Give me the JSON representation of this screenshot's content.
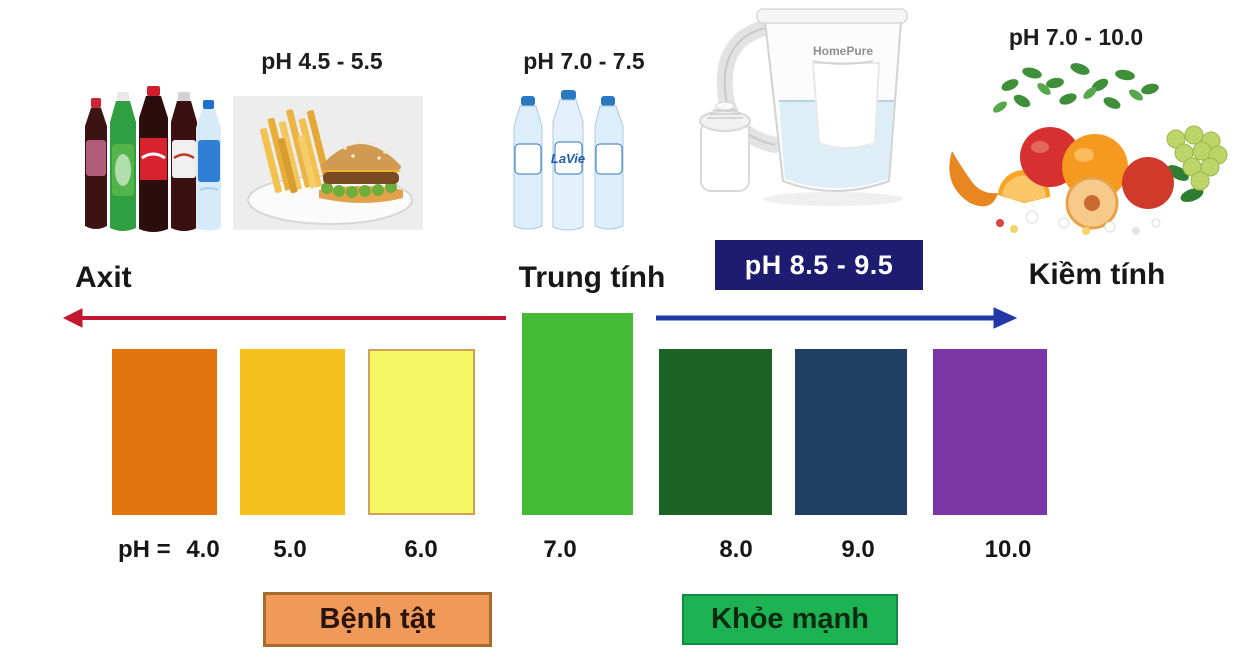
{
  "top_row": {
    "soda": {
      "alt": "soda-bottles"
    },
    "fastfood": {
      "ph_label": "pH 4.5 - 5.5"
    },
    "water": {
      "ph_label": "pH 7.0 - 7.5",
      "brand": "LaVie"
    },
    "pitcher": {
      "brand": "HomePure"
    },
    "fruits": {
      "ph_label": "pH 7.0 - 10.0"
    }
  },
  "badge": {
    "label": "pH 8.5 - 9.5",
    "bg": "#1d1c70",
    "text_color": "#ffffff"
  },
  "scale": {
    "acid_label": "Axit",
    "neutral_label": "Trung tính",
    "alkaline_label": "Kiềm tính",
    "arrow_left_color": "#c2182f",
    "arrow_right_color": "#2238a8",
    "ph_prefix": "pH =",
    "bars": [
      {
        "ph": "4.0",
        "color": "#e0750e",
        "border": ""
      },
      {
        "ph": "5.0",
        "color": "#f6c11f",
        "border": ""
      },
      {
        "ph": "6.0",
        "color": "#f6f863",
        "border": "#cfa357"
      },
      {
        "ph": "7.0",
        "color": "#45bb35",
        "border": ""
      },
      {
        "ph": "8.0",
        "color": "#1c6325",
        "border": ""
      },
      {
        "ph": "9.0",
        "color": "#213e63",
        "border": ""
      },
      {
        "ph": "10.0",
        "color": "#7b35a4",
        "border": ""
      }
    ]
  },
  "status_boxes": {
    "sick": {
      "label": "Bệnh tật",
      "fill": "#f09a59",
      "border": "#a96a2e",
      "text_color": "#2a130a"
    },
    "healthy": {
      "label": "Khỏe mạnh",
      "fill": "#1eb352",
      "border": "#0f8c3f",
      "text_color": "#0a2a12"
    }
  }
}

[YOUR INSTRUCTIONS]
Show every line above in which the word "tính" occurs.

[RESULT]
    "neutral_label": "Trung tính",
    "alkaline_label": "Kiềm tính",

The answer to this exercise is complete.